### [THE RECORDS]
····················

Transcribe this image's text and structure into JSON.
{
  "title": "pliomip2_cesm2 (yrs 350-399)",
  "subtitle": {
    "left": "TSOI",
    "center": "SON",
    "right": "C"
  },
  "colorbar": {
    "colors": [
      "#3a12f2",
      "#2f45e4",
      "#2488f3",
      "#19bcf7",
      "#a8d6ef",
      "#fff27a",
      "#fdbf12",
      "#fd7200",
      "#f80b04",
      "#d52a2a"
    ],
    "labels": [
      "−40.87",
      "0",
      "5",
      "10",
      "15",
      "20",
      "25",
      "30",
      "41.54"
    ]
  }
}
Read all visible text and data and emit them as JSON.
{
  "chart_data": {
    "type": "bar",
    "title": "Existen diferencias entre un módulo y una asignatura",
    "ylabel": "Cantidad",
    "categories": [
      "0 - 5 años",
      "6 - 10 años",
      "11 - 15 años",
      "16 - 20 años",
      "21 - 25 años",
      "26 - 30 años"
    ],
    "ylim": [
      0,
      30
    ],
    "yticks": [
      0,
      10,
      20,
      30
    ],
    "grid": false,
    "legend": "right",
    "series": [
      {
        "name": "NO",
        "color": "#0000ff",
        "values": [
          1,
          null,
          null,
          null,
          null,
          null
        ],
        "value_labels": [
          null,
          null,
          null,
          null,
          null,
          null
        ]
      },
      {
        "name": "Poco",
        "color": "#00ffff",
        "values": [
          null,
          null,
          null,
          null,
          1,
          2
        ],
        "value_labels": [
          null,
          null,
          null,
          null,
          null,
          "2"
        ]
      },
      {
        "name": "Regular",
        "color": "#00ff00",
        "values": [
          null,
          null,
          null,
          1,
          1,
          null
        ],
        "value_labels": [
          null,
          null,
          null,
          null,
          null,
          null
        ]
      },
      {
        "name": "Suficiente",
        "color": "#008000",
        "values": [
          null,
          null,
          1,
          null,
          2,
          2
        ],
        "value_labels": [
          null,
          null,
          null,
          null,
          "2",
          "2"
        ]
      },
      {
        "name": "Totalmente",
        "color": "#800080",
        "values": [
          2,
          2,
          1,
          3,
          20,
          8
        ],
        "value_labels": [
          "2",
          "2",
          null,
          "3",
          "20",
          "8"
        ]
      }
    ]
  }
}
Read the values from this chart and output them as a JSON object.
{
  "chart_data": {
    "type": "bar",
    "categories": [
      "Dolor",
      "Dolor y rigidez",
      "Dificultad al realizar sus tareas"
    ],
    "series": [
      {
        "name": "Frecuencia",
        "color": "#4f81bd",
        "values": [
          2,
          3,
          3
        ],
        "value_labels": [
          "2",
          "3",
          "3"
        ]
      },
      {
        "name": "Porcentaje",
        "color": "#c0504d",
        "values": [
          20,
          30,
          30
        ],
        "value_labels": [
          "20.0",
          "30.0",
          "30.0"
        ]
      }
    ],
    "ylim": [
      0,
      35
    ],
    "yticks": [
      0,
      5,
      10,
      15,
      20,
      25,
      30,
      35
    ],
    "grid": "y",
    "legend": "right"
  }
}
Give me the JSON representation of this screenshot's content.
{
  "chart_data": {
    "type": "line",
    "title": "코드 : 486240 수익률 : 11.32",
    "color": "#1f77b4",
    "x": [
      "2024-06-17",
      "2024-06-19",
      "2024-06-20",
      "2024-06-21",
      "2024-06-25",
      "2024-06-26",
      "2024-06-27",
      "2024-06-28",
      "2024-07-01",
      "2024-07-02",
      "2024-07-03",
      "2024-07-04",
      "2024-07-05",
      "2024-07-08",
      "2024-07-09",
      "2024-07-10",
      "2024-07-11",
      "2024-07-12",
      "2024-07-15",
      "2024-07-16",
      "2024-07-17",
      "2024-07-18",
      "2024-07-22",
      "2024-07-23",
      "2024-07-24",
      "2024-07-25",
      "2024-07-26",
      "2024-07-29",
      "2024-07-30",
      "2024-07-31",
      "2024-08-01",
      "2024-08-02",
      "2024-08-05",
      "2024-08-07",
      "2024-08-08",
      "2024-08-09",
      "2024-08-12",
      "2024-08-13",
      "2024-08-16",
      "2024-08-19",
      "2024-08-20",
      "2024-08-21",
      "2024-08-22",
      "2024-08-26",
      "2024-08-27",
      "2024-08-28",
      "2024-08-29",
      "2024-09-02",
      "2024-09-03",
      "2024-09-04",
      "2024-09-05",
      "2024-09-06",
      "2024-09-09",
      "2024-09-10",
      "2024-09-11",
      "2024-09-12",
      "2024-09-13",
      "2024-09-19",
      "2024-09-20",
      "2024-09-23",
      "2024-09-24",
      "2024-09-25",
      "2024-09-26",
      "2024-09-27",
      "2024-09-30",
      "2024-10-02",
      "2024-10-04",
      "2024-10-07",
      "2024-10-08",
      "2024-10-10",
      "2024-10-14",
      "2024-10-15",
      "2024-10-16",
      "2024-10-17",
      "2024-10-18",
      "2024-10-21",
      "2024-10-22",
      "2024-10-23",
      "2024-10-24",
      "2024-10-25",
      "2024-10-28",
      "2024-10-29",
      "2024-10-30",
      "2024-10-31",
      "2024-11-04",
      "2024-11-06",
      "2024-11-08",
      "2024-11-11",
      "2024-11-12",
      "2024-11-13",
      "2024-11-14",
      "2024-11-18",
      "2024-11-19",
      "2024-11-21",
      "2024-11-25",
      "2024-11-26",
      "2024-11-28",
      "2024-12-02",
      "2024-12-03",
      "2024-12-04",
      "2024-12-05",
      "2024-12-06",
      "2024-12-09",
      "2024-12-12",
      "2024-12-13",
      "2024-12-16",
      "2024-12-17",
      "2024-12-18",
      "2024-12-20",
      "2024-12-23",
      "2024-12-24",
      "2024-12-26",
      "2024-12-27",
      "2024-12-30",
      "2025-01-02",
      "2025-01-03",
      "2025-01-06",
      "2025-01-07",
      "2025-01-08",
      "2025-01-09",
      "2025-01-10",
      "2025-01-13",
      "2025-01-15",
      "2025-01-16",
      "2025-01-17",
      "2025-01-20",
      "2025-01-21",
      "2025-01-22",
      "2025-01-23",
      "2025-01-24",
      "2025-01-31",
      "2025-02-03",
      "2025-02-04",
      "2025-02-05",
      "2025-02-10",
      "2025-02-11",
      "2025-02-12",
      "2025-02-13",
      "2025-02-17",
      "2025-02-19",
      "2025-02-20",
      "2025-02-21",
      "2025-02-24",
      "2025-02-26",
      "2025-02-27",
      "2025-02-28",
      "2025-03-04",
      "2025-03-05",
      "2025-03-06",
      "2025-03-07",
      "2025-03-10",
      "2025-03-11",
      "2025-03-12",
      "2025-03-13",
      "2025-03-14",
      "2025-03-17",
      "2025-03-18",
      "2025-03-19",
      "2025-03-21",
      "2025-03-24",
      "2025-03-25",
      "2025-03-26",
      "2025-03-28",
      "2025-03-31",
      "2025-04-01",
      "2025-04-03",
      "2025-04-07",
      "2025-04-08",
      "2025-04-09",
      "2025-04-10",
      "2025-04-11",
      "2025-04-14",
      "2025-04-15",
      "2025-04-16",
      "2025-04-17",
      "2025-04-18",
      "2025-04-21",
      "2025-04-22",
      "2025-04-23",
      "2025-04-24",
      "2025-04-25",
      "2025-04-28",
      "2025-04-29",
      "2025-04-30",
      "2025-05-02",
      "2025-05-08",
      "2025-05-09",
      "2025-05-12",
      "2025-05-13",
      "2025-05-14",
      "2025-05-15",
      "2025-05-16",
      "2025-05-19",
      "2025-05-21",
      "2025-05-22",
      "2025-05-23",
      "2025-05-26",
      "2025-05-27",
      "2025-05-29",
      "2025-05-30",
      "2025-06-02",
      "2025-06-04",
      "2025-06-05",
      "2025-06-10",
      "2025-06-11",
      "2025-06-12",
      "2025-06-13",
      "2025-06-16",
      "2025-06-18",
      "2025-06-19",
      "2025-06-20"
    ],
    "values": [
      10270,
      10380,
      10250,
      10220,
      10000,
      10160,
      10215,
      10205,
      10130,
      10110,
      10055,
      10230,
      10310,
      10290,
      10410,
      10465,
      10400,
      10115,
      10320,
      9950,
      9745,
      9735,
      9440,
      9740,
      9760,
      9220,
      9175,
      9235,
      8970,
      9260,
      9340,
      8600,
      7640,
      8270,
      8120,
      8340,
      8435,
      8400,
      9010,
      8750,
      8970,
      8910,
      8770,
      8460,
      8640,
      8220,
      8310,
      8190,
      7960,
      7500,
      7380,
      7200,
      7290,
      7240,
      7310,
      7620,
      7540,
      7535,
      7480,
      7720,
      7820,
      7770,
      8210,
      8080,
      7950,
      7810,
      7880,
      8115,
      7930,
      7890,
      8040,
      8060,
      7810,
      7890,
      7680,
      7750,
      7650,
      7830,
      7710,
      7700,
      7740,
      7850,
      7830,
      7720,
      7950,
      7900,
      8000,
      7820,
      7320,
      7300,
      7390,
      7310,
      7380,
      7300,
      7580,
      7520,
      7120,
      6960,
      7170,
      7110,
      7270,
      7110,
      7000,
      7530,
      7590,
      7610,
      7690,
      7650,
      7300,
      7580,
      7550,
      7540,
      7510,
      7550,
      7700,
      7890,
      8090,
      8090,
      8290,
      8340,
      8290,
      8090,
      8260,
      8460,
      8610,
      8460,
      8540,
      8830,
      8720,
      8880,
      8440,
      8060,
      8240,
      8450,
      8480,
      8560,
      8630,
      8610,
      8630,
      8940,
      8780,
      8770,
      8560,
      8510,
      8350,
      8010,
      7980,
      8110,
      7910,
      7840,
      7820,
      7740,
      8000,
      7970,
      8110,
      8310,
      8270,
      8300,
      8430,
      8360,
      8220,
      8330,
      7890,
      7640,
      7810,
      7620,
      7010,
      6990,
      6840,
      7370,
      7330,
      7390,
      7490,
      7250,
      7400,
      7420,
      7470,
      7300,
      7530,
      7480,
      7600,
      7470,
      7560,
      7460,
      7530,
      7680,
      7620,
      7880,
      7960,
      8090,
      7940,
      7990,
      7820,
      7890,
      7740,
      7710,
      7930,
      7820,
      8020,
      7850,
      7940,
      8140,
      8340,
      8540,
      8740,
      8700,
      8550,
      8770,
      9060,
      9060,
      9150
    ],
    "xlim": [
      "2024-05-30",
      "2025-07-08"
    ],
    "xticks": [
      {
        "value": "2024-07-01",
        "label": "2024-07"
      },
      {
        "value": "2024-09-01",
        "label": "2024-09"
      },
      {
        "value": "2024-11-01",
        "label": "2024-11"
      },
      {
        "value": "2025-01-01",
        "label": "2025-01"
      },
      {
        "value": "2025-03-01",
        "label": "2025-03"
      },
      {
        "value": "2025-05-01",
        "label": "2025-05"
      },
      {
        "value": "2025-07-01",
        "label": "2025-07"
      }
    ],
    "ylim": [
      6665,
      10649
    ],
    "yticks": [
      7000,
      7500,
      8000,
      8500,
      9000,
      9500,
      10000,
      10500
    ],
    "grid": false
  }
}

····················

### [TASK BRIEF]
Copy each line above containing the string "Read".

### [RESPONSE TO THE TASK]
Read all visible text and data and emit them as JSON.
Read the values from this chart and output them as a JSON object.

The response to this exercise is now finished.